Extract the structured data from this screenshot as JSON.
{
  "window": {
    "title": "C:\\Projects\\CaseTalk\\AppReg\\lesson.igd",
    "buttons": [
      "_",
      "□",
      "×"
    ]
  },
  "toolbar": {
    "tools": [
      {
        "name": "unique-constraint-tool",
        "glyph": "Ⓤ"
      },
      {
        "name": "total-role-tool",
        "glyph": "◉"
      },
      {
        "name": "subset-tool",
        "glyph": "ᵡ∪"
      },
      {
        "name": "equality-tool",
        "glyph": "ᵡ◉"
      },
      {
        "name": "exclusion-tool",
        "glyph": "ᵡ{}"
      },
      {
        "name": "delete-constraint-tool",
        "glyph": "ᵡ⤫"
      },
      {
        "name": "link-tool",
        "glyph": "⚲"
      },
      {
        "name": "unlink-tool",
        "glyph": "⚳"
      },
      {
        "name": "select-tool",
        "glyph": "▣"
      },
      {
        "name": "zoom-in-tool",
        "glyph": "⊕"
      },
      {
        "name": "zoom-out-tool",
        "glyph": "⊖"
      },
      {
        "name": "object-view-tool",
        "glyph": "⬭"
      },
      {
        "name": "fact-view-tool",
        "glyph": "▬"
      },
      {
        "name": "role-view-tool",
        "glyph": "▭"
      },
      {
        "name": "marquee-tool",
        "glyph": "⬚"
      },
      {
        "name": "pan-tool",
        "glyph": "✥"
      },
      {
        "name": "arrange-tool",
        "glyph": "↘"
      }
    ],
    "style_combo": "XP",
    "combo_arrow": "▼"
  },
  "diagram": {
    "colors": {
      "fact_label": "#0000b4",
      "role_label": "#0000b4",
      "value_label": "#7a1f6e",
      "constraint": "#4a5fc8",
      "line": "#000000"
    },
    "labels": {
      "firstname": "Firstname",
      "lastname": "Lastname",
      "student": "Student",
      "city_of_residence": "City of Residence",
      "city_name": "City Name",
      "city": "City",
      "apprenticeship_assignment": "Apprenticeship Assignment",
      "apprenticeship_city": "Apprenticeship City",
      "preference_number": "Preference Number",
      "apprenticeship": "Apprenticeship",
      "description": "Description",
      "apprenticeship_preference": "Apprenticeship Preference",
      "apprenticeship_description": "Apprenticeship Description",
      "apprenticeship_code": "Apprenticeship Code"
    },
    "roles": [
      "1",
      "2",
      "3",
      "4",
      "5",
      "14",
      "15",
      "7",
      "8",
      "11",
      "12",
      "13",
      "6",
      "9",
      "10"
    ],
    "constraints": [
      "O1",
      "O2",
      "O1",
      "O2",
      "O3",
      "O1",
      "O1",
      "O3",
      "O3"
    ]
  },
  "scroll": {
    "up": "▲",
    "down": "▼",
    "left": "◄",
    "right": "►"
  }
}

◆ Required work: Retype every record above exactly as written.

◆ Solution for this exercise:
Extract the structured data from this screenshot as JSON.
{
  "window": {
    "title": "C:\\Projects\\CaseTalk\\AppReg\\lesson.igd",
    "buttons": [
      "_",
      "□",
      "×"
    ]
  },
  "toolbar": {
    "tools": [
      {
        "name": "unique-constraint-tool",
        "glyph": "Ⓤ"
      },
      {
        "name": "total-role-tool",
        "glyph": "◉"
      },
      {
        "name": "subset-tool",
        "glyph": "ᵡ∪"
      },
      {
        "name": "equality-tool",
        "glyph": "ᵡ◉"
      },
      {
        "name": "exclusion-tool",
        "glyph": "ᵡ{}"
      },
      {
        "name": "delete-constraint-tool",
        "glyph": "ᵡ⤫"
      },
      {
        "name": "link-tool",
        "glyph": "⚲"
      },
      {
        "name": "unlink-tool",
        "glyph": "⚳"
      },
      {
        "name": "select-tool",
        "glyph": "▣"
      },
      {
        "name": "zoom-in-tool",
        "glyph": "⊕"
      },
      {
        "name": "zoom-out-tool",
        "glyph": "⊖"
      },
      {
        "name": "object-view-tool",
        "glyph": "⬭"
      },
      {
        "name": "fact-view-tool",
        "glyph": "▬"
      },
      {
        "name": "role-view-tool",
        "glyph": "▭"
      },
      {
        "name": "marquee-tool",
        "glyph": "⬚"
      },
      {
        "name": "pan-tool",
        "glyph": "✥"
      },
      {
        "name": "arrange-tool",
        "glyph": "↘"
      }
    ],
    "style_combo": "XP",
    "combo_arrow": "▼"
  },
  "diagram": {
    "colors": {
      "fact_label": "#0000b4",
      "role_label": "#0000b4",
      "value_label": "#7a1f6e",
      "constraint": "#4a5fc8",
      "line": "#000000"
    },
    "labels": {
      "firstname": "Firstname",
      "lastname": "Lastname",
      "student": "Student",
      "city_of_residence": "City of Residence",
      "city_name": "City Name",
      "city": "City",
      "apprenticeship_assignment": "Apprenticeship Assignment",
      "apprenticeship_city": "Apprenticeship City",
      "preference_number": "Preference Number",
      "apprenticeship": "Apprenticeship",
      "description": "Description",
      "apprenticeship_preference": "Apprenticeship Preference",
      "apprenticeship_description": "Apprenticeship Description",
      "apprenticeship_code": "Apprenticeship Code"
    },
    "roles": [
      "1",
      "2",
      "3",
      "4",
      "5",
      "14",
      "15",
      "7",
      "8",
      "11",
      "12",
      "13",
      "6",
      "9",
      "10"
    ],
    "constraints": [
      "O1",
      "O2",
      "O1",
      "O2",
      "O3",
      "O1",
      "O1",
      "O3",
      "O3"
    ]
  },
  "scroll": {
    "up": "▲",
    "down": "▼",
    "left": "◄",
    "right": "►"
  }
}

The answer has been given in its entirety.